» MATERIAL TO PROCESS:
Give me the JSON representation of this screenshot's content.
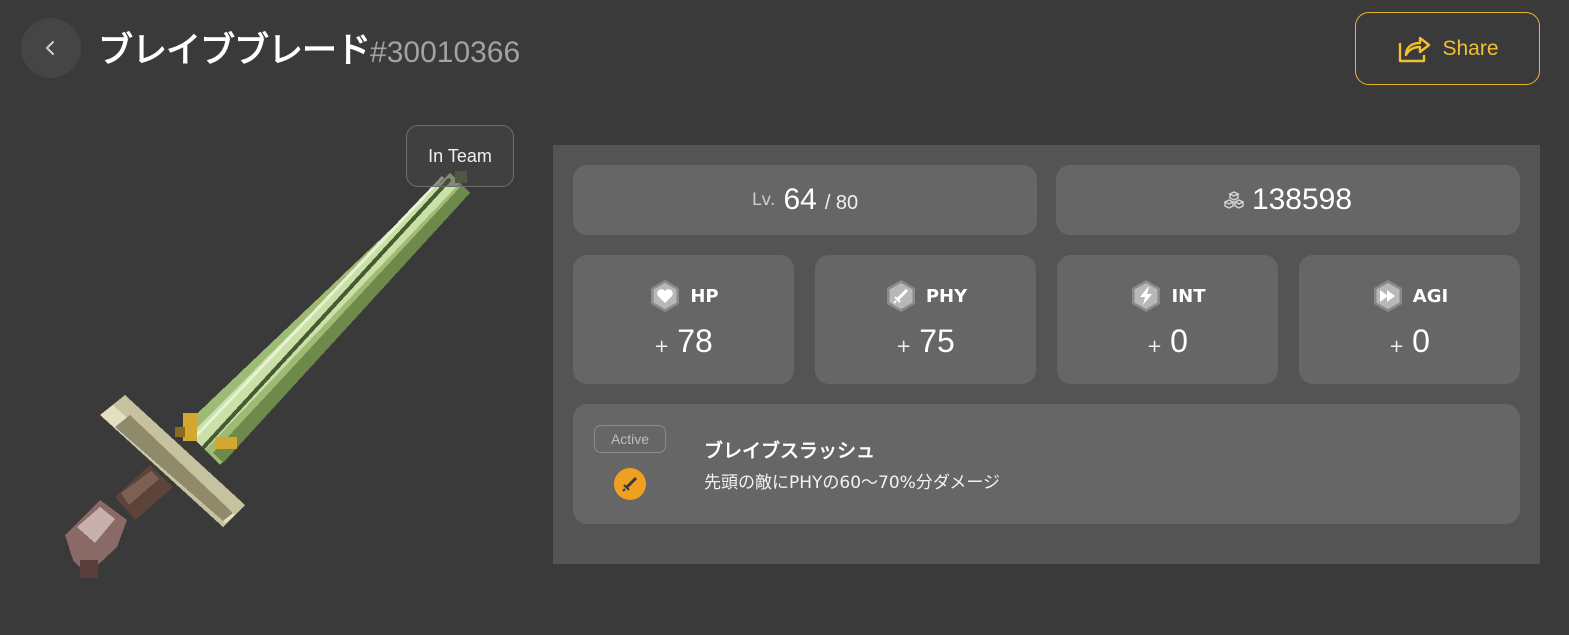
{
  "header": {
    "title": "ブレイブブレード",
    "id": "#30010366",
    "share_label": "Share"
  },
  "item": {
    "badge": "In Team",
    "image_icon": "pixel-sword-icon"
  },
  "level": {
    "prefix": "Lv.",
    "value": "64",
    "max": "/ 80"
  },
  "exp": {
    "icon": "blocks-icon",
    "value": "138598"
  },
  "stats": [
    {
      "label": "HP",
      "plus": "+",
      "value": "78",
      "icon": "heart-icon"
    },
    {
      "label": "PHY",
      "plus": "+",
      "value": "75",
      "icon": "sword-icon"
    },
    {
      "label": "INT",
      "plus": "+",
      "value": "0",
      "icon": "lightning-icon"
    },
    {
      "label": "AGI",
      "plus": "+",
      "value": "0",
      "icon": "fast-forward-icon"
    }
  ],
  "skill": {
    "type": "Active",
    "name": "ブレイブスラッシュ",
    "description": "先頭の敵にPHYの60～70%分ダメージ",
    "icon_color": "#f0a020"
  },
  "colors": {
    "background": "#3a3a3a",
    "panel": "#545454",
    "card": "#666666",
    "accent": "#f0c030"
  }
}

» PROBLEM STATEMENT: Each line above is to be copied verbatim. Drop any image from the copy.

» WRITTEN RESPONSE:
Give me the JSON representation of this screenshot's content.
{
  "header": {
    "title": "ブレイブブレード",
    "id": "#30010366",
    "share_label": "Share"
  },
  "item": {
    "badge": "In Team",
    "image_icon": "pixel-sword-icon"
  },
  "level": {
    "prefix": "Lv.",
    "value": "64",
    "max": "/ 80"
  },
  "exp": {
    "icon": "blocks-icon",
    "value": "138598"
  },
  "stats": [
    {
      "label": "HP",
      "plus": "+",
      "value": "78",
      "icon": "heart-icon"
    },
    {
      "label": "PHY",
      "plus": "+",
      "value": "75",
      "icon": "sword-icon"
    },
    {
      "label": "INT",
      "plus": "+",
      "value": "0",
      "icon": "lightning-icon"
    },
    {
      "label": "AGI",
      "plus": "+",
      "value": "0",
      "icon": "fast-forward-icon"
    }
  ],
  "skill": {
    "type": "Active",
    "name": "ブレイブスラッシュ",
    "description": "先頭の敵にPHYの60～70%分ダメージ",
    "icon_color": "#f0a020"
  },
  "colors": {
    "background": "#3a3a3a",
    "panel": "#545454",
    "card": "#666666",
    "accent": "#f0c030"
  }
}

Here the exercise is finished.